• **Data entries**
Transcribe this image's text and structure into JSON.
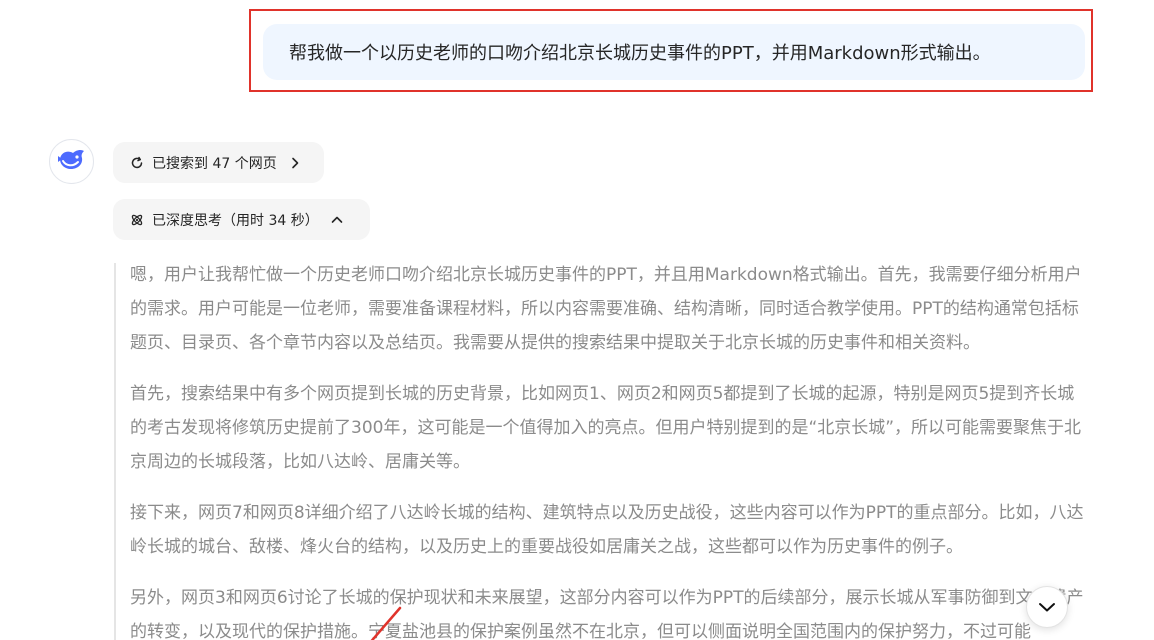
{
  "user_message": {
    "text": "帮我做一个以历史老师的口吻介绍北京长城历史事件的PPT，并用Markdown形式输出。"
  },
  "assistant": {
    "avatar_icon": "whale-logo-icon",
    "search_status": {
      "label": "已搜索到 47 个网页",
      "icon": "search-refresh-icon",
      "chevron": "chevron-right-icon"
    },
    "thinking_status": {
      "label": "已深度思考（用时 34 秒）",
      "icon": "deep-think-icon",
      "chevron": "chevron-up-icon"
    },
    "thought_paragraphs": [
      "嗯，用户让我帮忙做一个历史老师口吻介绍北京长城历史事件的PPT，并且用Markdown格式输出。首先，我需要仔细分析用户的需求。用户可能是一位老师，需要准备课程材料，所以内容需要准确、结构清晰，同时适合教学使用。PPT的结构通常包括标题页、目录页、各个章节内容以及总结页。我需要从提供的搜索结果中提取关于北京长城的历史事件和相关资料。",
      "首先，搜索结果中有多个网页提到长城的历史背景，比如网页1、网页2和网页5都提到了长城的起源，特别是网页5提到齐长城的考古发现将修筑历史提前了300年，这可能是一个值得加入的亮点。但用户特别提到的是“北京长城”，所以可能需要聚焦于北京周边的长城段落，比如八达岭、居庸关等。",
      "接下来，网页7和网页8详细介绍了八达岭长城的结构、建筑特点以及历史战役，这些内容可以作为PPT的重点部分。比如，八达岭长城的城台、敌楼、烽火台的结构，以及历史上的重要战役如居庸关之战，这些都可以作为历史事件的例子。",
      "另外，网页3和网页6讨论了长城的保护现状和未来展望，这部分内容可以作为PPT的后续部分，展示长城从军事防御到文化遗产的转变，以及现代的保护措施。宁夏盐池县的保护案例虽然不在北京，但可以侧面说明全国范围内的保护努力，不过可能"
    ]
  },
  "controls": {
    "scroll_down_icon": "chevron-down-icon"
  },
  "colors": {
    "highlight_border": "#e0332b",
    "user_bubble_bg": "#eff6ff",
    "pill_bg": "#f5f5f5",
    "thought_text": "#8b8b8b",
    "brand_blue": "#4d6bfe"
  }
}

• **Exercise instructions**
Without the pictures, restate all the entries above exactly.

• **Solved exercise**
Transcribe this image's text and structure into JSON.
{
  "user_message": {
    "text": "帮我做一个以历史老师的口吻介绍北京长城历史事件的PPT，并用Markdown形式输出。"
  },
  "assistant": {
    "avatar_icon": "whale-logo-icon",
    "search_status": {
      "label": "已搜索到 47 个网页",
      "icon": "search-refresh-icon",
      "chevron": "chevron-right-icon"
    },
    "thinking_status": {
      "label": "已深度思考（用时 34 秒）",
      "icon": "deep-think-icon",
      "chevron": "chevron-up-icon"
    },
    "thought_paragraphs": [
      "嗯，用户让我帮忙做一个历史老师口吻介绍北京长城历史事件的PPT，并且用Markdown格式输出。首先，我需要仔细分析用户的需求。用户可能是一位老师，需要准备课程材料，所以内容需要准确、结构清晰，同时适合教学使用。PPT的结构通常包括标题页、目录页、各个章节内容以及总结页。我需要从提供的搜索结果中提取关于北京长城的历史事件和相关资料。",
      "首先，搜索结果中有多个网页提到长城的历史背景，比如网页1、网页2和网页5都提到了长城的起源，特别是网页5提到齐长城的考古发现将修筑历史提前了300年，这可能是一个值得加入的亮点。但用户特别提到的是“北京长城”，所以可能需要聚焦于北京周边的长城段落，比如八达岭、居庸关等。",
      "接下来，网页7和网页8详细介绍了八达岭长城的结构、建筑特点以及历史战役，这些内容可以作为PPT的重点部分。比如，八达岭长城的城台、敌楼、烽火台的结构，以及历史上的重要战役如居庸关之战，这些都可以作为历史事件的例子。",
      "另外，网页3和网页6讨论了长城的保护现状和未来展望，这部分内容可以作为PPT的后续部分，展示长城从军事防御到文化遗产的转变，以及现代的保护措施。宁夏盐池县的保护案例虽然不在北京，但可以侧面说明全国范围内的保护努力，不过可能"
    ]
  },
  "controls": {
    "scroll_down_icon": "chevron-down-icon"
  },
  "colors": {
    "highlight_border": "#e0332b",
    "user_bubble_bg": "#eff6ff",
    "pill_bg": "#f5f5f5",
    "thought_text": "#8b8b8b",
    "brand_blue": "#4d6bfe"
  }
}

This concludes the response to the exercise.